◆ **Problem description**
Print each line of the listing once more, precisely as given.

Extracted records
[Begin]

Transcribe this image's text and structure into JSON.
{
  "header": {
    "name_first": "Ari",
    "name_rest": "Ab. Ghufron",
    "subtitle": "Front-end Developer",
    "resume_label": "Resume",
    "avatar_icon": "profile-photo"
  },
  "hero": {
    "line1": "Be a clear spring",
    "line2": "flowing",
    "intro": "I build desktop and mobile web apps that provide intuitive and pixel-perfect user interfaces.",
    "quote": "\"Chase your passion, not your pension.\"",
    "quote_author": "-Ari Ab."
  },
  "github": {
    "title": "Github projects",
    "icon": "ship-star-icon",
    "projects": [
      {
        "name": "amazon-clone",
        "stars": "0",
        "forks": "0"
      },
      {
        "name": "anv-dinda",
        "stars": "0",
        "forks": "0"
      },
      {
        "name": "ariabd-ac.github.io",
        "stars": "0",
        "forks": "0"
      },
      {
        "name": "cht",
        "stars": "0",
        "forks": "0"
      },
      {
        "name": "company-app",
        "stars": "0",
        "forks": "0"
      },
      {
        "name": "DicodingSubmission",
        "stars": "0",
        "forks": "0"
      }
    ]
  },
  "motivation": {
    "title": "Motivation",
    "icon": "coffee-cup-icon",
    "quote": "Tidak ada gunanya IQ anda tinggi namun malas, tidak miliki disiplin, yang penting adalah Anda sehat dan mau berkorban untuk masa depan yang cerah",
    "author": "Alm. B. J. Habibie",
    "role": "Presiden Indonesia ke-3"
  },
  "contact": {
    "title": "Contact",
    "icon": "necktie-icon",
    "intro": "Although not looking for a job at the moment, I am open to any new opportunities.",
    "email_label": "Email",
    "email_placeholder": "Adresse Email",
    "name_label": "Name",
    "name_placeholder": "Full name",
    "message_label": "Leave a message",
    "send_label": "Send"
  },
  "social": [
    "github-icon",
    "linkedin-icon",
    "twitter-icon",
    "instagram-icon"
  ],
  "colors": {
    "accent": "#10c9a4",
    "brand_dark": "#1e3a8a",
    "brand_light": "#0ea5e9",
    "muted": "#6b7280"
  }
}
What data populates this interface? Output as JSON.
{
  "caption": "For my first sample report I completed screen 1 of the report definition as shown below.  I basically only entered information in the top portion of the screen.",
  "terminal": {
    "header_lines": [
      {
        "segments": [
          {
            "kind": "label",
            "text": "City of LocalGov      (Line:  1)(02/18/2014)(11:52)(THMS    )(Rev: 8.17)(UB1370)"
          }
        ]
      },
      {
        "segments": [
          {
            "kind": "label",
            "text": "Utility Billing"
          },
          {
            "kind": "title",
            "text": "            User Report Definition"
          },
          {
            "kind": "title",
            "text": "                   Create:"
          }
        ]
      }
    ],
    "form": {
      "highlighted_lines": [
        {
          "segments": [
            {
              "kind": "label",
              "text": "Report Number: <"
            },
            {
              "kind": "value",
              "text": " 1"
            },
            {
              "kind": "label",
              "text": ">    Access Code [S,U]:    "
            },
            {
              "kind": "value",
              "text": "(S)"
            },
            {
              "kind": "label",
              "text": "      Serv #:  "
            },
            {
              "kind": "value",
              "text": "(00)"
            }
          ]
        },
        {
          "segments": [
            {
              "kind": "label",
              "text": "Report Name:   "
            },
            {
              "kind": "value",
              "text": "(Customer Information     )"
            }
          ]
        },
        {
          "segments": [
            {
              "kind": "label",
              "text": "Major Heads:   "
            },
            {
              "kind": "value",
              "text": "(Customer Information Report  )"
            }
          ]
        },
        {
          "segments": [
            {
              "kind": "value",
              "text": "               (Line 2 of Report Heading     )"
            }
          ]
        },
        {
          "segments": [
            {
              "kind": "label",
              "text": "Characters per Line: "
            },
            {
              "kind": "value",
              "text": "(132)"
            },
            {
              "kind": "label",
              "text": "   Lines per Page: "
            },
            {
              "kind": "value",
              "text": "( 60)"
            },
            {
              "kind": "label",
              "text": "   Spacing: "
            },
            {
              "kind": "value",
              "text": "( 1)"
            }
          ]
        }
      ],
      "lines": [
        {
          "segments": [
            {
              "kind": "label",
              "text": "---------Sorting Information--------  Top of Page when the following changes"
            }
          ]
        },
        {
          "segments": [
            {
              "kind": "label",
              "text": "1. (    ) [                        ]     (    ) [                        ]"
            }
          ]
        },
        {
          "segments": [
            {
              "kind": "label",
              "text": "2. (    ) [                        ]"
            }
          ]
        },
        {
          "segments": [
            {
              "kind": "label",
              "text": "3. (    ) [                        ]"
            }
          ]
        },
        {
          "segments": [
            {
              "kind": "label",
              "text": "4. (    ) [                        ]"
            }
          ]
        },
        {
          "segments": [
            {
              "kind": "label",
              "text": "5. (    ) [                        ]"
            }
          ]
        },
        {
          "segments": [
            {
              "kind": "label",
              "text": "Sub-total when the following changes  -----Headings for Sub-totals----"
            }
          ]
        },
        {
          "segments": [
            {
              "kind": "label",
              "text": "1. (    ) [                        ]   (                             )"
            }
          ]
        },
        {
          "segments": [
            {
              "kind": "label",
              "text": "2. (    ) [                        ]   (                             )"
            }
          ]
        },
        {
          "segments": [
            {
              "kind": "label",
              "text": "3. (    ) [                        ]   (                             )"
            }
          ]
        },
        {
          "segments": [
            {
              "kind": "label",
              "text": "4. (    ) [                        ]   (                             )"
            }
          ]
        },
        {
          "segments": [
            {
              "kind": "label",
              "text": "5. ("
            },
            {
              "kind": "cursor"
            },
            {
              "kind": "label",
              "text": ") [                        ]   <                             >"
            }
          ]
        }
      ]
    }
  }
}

[End]

◆ **Task result**
Transcribe this image's text and structure into JSON.
{
  "header": {
    "name_first": "Ari",
    "name_rest": "Ab. Ghufron",
    "subtitle": "Front-end Developer",
    "resume_label": "Resume",
    "avatar_icon": "profile-photo"
  },
  "hero": {
    "line1": "Be a clear spring",
    "line2": "flowing",
    "intro": "I build desktop and mobile web apps that provide intuitive and pixel-perfect user interfaces.",
    "quote": "\"Chase your passion, not your pension.\"",
    "quote_author": "-Ari Ab."
  },
  "github": {
    "title": "Github projects",
    "icon": "ship-star-icon",
    "projects": [
      {
        "name": "amazon-clone",
        "stars": "0",
        "forks": "0"
      },
      {
        "name": "anv-dinda",
        "stars": "0",
        "forks": "0"
      },
      {
        "name": "ariabd-ac.github.io",
        "stars": "0",
        "forks": "0"
      },
      {
        "name": "cht",
        "stars": "0",
        "forks": "0"
      },
      {
        "name": "company-app",
        "stars": "0",
        "forks": "0"
      },
      {
        "name": "DicodingSubmission",
        "stars": "0",
        "forks": "0"
      }
    ]
  },
  "motivation": {
    "title": "Motivation",
    "icon": "coffee-cup-icon",
    "quote": "Tidak ada gunanya IQ anda tinggi namun malas, tidak miliki disiplin, yang penting adalah Anda sehat dan mau berkorban untuk masa depan yang cerah",
    "author": "Alm. B. J. Habibie",
    "role": "Presiden Indonesia ke-3"
  },
  "contact": {
    "title": "Contact",
    "icon": "necktie-icon",
    "intro": "Although not looking for a job at the moment, I am open to any new opportunities.",
    "email_label": "Email",
    "email_placeholder": "Adresse Email",
    "name_label": "Name",
    "name_placeholder": "Full name",
    "message_label": "Leave a message",
    "send_label": "Send"
  },
  "social": [
    "github-icon",
    "linkedin-icon",
    "twitter-icon",
    "instagram-icon"
  ],
  "colors": {
    "accent": "#10c9a4",
    "brand_dark": "#1e3a8a",
    "brand_light": "#0ea5e9",
    "muted": "#6b7280"
  }
}
What data populates this interface? Output as JSON.
{
  "caption": "For my first sample report I completed screen 1 of the report definition as shown below.  I basically only entered information in the top portion of the screen.",
  "terminal": {
    "header_lines": [
      {
        "segments": [
          {
            "kind": "label",
            "text": "City of LocalGov      (Line:  1)(02/18/2014)(11:52)(THMS    )(Rev: 8.17)(UB1370)"
          }
        ]
      },
      {
        "segments": [
          {
            "kind": "label",
            "text": "Utility Billing"
          },
          {
            "kind": "title",
            "text": "            User Report Definition"
          },
          {
            "kind": "title",
            "text": "                   Create:"
          }
        ]
      }
    ],
    "form": {
      "highlighted_lines": [
        {
          "segments": [
            {
              "kind": "label",
              "text": "Report Number: <"
            },
            {
              "kind": "value",
              "text": " 1"
            },
            {
              "kind": "label",
              "text": ">    Access Code [S,U]:    "
            },
            {
              "kind": "value",
              "text": "(S)"
            },
            {
              "kind": "label",
              "text": "      Serv #:  "
            },
            {
              "kind": "value",
              "text": "(00)"
            }
          ]
        },
        {
          "segments": [
            {
              "kind": "label",
              "text": "Report Name:   "
            },
            {
              "kind": "value",
              "text": "(Customer Information     )"
            }
          ]
        },
        {
          "segments": [
            {
              "kind": "label",
              "text": "Major Heads:   "
            },
            {
              "kind": "value",
              "text": "(Customer Information Report  )"
            }
          ]
        },
        {
          "segments": [
            {
              "kind": "value",
              "text": "               (Line 2 of Report Heading     )"
            }
          ]
        },
        {
          "segments": [
            {
              "kind": "label",
              "text": "Characters per Line: "
            },
            {
              "kind": "value",
              "text": "(132)"
            },
            {
              "kind": "label",
              "text": "   Lines per Page: "
            },
            {
              "kind": "value",
              "text": "( 60)"
            },
            {
              "kind": "label",
              "text": "   Spacing: "
            },
            {
              "kind": "value",
              "text": "( 1)"
            }
          ]
        }
      ],
      "lines": [
        {
          "segments": [
            {
              "kind": "label",
              "text": "---------Sorting Information--------  Top of Page when the following changes"
            }
          ]
        },
        {
          "segments": [
            {
              "kind": "label",
              "text": "1. (    ) [                        ]     (    ) [                        ]"
            }
          ]
        },
        {
          "segments": [
            {
              "kind": "label",
              "text": "2. (    ) [                        ]"
            }
          ]
        },
        {
          "segments": [
            {
              "kind": "label",
              "text": "3. (    ) [                        ]"
            }
          ]
        },
        {
          "segments": [
            {
              "kind": "label",
              "text": "4. (    ) [                        ]"
            }
          ]
        },
        {
          "segments": [
            {
              "kind": "label",
              "text": "5. (    ) [                        ]"
            }
          ]
        },
        {
          "segments": [
            {
              "kind": "label",
              "text": "Sub-total when the following changes  -----Headings for Sub-totals----"
            }
          ]
        },
        {
          "segments": [
            {
              "kind": "label",
              "text": "1. (    ) [                        ]   (                             )"
            }
          ]
        },
        {
          "segments": [
            {
              "kind": "label",
              "text": "2. (    ) [                        ]   (                             )"
            }
          ]
        },
        {
          "segments": [
            {
              "kind": "label",
              "text": "3. (    ) [                        ]   (                             )"
            }
          ]
        },
        {
          "segments": [
            {
              "kind": "label",
              "text": "4. (    ) [                        ]   (                             )"
            }
          ]
        },
        {
          "segments": [
            {
              "kind": "label",
              "text": "5. ("
            },
            {
              "kind": "cursor"
            },
            {
              "kind": "label",
              "text": ") [                        ]   <                             >"
            }
          ]
        }
      ]
    }
  }
}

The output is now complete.